=== EXCERPTED RECORDS ===

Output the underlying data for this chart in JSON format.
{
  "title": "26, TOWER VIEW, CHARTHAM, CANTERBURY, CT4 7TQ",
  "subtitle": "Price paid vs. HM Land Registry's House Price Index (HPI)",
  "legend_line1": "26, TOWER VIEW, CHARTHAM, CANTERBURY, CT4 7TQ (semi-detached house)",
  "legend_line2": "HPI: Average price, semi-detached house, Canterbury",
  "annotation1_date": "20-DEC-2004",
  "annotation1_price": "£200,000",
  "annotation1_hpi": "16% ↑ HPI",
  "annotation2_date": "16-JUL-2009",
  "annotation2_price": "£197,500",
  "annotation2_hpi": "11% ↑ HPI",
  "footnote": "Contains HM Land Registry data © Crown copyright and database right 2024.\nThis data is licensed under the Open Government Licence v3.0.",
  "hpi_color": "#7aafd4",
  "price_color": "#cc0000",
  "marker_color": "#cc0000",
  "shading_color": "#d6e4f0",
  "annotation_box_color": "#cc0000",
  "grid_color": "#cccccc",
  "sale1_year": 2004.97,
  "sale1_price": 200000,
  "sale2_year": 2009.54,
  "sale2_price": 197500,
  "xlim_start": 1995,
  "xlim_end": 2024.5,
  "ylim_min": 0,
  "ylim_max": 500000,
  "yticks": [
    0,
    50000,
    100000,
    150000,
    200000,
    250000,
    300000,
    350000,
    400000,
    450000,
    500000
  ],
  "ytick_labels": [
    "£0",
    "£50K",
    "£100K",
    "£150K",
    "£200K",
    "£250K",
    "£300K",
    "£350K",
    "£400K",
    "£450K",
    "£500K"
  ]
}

===
=== EXCERPTED RECORDS ===

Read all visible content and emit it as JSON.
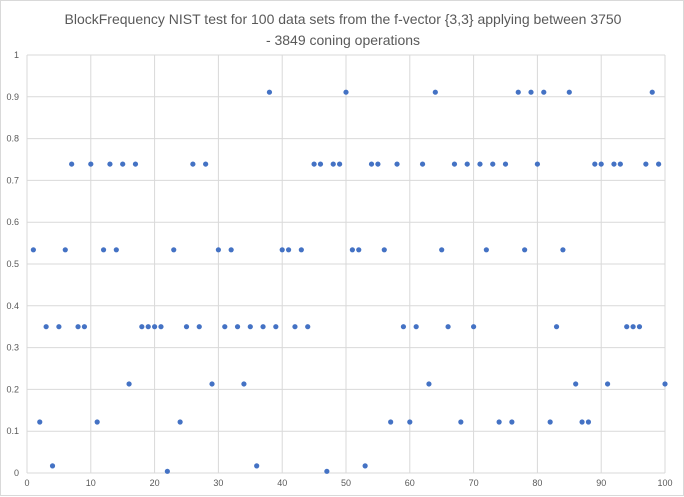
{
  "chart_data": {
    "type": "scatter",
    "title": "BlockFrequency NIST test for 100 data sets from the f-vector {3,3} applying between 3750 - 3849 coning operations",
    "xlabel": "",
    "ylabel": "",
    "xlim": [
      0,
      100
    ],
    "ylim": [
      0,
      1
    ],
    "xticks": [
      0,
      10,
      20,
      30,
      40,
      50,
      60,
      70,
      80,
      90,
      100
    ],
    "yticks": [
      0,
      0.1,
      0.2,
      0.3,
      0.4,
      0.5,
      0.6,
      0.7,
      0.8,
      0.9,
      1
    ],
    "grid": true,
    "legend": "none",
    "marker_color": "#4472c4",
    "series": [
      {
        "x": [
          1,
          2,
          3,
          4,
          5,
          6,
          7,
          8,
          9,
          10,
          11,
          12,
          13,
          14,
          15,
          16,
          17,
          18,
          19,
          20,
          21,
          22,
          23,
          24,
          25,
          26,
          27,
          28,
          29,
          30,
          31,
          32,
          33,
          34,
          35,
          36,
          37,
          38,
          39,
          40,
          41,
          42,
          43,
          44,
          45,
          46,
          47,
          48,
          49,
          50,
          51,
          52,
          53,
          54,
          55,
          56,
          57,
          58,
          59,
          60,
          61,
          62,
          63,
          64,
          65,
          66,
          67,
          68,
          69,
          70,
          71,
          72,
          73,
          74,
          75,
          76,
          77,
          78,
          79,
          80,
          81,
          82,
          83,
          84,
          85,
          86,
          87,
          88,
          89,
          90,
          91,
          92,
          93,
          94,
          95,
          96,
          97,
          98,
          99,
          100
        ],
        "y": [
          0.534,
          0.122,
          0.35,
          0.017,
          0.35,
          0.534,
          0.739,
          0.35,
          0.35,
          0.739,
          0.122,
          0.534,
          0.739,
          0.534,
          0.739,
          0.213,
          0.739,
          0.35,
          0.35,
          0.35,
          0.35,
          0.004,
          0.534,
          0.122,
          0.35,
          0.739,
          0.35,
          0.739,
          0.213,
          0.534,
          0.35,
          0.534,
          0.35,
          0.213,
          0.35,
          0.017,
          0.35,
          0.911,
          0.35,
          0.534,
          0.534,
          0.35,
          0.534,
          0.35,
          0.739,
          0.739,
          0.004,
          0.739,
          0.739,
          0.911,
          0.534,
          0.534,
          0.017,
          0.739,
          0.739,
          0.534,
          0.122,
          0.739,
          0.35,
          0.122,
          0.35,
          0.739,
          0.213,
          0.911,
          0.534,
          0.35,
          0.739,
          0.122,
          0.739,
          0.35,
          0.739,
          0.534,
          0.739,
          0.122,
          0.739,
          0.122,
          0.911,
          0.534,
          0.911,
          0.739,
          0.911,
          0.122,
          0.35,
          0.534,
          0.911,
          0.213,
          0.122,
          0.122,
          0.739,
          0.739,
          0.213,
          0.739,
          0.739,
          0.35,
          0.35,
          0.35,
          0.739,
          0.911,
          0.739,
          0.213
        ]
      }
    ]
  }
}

===
=== EXCERPTED RECORDS ===

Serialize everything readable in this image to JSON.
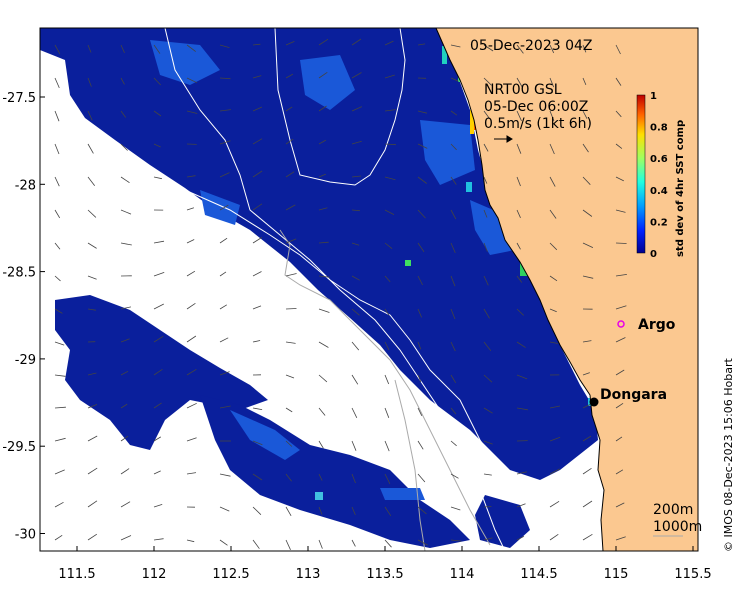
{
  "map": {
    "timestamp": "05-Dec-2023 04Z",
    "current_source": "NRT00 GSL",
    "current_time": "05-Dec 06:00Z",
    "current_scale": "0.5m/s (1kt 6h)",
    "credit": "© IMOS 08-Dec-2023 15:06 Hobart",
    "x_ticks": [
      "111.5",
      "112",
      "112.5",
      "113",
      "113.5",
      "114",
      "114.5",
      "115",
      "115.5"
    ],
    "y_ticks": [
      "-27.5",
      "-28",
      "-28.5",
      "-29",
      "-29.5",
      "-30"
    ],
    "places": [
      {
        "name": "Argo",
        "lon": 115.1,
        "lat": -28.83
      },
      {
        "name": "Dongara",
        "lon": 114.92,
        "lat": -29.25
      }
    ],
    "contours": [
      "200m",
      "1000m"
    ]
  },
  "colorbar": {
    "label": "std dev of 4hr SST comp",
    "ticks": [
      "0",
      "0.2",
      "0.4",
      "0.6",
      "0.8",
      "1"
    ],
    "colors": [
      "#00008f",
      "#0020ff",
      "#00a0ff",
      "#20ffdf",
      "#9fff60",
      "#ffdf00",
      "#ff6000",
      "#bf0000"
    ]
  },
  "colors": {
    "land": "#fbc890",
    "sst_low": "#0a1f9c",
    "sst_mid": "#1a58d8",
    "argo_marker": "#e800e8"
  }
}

===

▶ **EXERCISE PROMPT**:
Among the entries above, how many lines hold the string "CHARTHAM"? Respond with nothing but the number.

▶ **RESPONSE TO THE EXERCISE**:
2